**Goal:**
Gather up the lines with the word "placeholder" in them.
- - - - - - -
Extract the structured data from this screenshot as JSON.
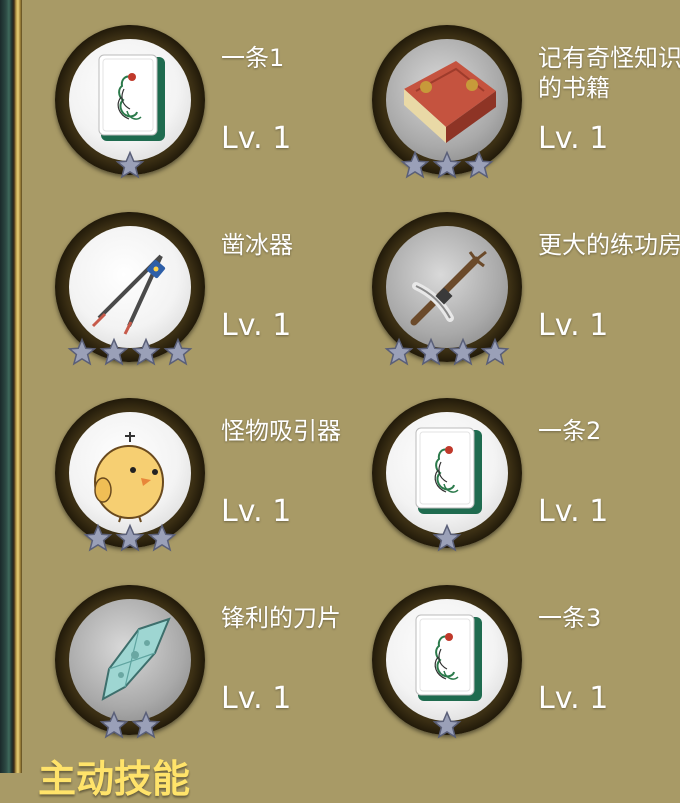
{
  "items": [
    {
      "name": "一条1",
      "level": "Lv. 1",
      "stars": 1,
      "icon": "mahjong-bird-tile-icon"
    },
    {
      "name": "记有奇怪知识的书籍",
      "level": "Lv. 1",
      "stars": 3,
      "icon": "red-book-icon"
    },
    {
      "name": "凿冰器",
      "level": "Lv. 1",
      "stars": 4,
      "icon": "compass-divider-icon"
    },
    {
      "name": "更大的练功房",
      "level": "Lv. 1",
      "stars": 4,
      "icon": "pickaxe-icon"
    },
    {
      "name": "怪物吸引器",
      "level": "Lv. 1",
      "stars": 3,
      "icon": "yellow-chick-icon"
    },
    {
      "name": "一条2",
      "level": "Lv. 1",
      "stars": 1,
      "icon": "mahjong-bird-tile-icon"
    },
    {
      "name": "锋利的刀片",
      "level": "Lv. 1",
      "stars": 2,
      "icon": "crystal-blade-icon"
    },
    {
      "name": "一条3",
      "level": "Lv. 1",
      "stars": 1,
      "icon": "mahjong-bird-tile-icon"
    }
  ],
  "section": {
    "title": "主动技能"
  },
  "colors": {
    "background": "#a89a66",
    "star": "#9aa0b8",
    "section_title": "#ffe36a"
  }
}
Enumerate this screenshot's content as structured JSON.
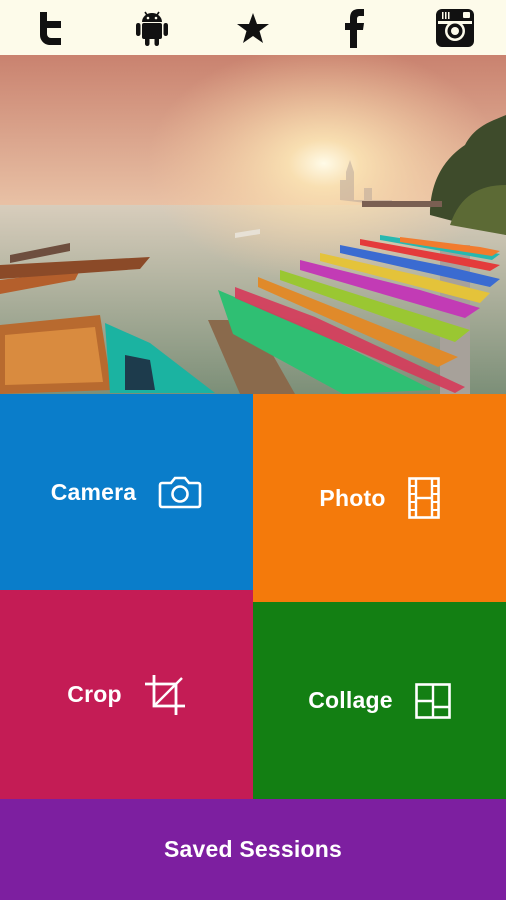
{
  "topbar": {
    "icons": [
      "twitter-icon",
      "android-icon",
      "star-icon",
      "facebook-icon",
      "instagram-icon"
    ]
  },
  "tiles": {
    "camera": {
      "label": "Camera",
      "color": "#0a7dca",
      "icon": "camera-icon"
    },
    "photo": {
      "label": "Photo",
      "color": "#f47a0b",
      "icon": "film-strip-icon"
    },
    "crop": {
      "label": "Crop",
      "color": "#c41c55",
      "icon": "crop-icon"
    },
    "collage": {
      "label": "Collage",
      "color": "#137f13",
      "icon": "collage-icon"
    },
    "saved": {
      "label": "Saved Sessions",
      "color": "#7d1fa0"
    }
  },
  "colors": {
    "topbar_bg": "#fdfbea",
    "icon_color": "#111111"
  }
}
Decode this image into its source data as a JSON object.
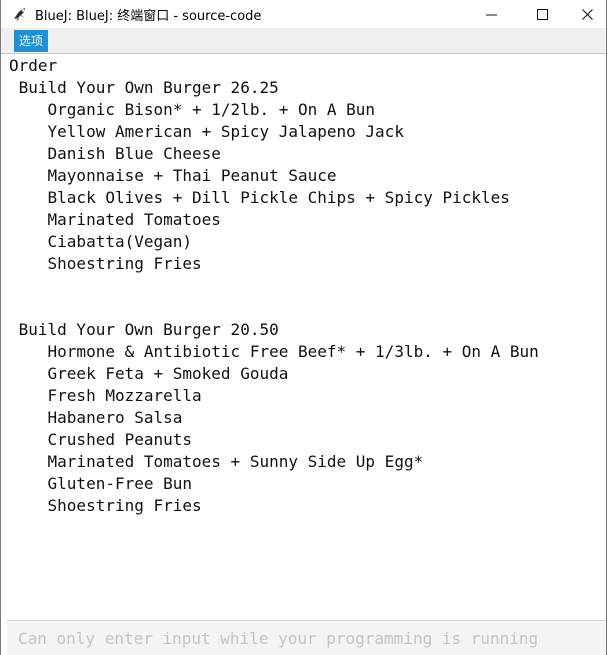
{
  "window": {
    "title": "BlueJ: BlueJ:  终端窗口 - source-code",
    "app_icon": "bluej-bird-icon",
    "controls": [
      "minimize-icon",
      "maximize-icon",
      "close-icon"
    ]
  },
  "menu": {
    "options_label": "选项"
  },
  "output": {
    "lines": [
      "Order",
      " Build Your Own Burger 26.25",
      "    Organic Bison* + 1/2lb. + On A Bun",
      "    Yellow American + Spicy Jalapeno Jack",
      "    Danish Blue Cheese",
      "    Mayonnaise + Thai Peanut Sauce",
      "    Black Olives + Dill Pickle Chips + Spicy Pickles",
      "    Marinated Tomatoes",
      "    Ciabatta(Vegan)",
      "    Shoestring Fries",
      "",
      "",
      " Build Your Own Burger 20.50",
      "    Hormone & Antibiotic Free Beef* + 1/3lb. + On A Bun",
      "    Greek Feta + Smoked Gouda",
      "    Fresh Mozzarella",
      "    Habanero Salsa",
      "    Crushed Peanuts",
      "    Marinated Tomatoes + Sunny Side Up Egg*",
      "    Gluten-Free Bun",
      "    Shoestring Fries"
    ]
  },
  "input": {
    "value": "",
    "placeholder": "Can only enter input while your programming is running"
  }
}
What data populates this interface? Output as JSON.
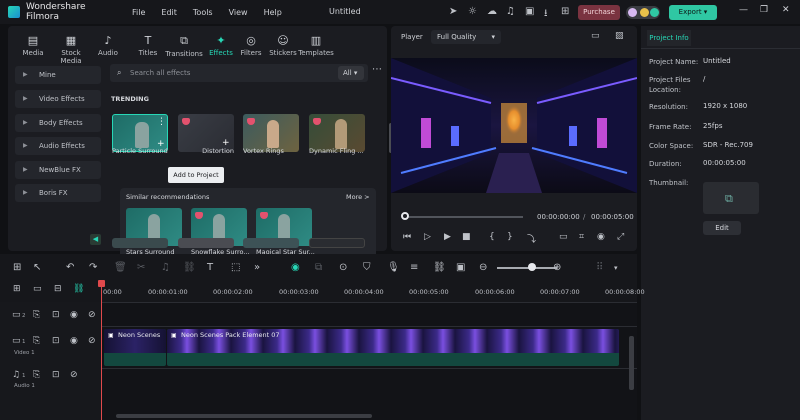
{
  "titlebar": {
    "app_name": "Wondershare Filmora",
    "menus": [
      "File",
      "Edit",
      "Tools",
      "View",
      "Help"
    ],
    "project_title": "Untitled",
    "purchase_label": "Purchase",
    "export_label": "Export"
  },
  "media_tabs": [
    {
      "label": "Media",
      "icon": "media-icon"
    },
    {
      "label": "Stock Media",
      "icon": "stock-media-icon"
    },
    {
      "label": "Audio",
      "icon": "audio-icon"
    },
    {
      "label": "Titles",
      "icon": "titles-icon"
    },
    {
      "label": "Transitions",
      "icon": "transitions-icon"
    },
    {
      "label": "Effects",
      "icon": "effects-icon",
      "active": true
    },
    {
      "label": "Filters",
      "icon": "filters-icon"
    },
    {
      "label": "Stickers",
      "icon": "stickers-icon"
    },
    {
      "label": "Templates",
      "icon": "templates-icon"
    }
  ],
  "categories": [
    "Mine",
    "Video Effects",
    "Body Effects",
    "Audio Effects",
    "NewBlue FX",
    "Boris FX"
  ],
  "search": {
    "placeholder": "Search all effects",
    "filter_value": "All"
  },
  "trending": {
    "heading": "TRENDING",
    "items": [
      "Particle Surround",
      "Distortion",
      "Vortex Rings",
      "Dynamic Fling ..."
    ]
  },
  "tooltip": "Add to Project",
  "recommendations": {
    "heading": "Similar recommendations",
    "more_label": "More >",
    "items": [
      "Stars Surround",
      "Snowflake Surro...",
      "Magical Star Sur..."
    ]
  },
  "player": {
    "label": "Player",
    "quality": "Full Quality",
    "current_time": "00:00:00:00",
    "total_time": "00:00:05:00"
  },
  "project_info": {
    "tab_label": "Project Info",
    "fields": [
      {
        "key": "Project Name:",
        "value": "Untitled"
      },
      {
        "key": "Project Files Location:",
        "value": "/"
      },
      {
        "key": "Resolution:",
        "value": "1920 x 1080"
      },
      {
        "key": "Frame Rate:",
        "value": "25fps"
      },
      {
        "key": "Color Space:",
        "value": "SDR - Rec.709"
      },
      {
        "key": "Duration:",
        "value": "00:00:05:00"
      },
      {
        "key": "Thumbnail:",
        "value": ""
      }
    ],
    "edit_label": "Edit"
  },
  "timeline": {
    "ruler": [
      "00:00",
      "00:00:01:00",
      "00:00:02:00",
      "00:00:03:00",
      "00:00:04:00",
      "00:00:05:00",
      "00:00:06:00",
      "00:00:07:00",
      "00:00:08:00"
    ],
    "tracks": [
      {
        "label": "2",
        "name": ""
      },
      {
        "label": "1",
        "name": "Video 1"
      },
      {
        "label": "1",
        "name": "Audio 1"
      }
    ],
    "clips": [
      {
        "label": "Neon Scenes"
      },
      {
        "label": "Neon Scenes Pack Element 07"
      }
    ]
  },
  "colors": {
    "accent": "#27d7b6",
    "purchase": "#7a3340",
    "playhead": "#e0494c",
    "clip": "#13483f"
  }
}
- - - - - - -
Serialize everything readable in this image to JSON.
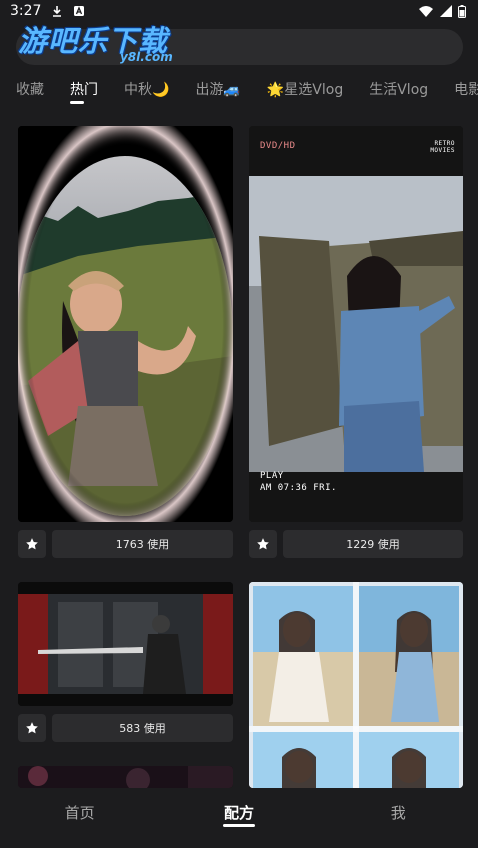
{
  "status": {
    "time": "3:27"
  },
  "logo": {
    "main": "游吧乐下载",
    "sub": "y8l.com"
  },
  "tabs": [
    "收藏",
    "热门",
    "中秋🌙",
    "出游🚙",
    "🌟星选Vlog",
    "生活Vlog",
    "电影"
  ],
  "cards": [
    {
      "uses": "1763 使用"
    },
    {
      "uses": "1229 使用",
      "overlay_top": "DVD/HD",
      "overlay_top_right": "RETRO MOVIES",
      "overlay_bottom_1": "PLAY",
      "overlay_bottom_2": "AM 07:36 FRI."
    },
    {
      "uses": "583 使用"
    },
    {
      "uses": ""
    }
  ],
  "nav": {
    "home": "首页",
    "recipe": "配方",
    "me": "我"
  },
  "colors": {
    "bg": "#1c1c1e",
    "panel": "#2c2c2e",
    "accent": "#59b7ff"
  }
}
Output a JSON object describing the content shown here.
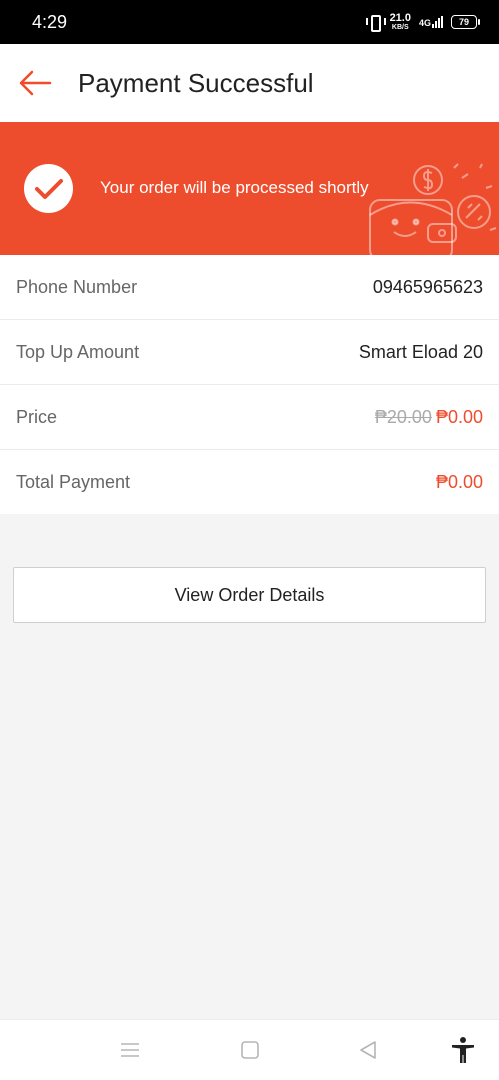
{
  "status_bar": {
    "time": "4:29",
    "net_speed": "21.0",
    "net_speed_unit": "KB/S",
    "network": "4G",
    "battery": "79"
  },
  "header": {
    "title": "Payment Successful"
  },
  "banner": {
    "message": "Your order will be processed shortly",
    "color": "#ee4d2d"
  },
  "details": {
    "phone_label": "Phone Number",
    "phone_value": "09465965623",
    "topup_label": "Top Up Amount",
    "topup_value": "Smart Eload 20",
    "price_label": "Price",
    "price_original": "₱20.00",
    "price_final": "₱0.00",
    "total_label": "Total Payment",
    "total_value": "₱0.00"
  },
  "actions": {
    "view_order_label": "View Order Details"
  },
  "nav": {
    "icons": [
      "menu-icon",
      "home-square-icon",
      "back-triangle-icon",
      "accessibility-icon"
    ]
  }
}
- - - - - - -
**Response to this task:**
    "placeholder": "Can only enter input while your programming is running"
    "placeholder": "Search all effects",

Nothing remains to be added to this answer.